(Dataset records)
+--
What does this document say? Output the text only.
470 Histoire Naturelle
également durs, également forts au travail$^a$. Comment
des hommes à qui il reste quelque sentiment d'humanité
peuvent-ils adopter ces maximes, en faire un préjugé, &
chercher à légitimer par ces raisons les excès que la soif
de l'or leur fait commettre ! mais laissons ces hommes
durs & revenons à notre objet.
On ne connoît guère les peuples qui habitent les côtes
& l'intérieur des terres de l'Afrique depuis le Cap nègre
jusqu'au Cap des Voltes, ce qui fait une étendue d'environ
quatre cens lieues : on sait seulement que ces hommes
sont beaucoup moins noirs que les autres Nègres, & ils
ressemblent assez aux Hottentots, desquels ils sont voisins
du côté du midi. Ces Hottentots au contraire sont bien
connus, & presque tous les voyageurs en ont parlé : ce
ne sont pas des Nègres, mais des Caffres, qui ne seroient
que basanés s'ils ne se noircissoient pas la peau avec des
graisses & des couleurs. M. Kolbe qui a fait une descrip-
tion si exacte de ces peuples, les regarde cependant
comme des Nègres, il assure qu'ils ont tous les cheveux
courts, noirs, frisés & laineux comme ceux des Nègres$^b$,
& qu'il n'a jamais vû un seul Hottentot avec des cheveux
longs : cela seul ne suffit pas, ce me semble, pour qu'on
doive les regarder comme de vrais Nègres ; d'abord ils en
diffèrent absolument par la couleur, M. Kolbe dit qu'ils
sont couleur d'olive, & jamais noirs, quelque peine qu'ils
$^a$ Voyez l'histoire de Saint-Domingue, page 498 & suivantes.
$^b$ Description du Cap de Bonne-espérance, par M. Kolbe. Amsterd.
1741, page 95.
+--
- _What the task requires_:
Scan the material above. Extract every line in which the word "avec" occurs.

- _Task answer_:
que basanés s'ils ne se noircissoient pas la peau avec des
& qu'il n'a jamais vû un seul Hottentot avec des cheveux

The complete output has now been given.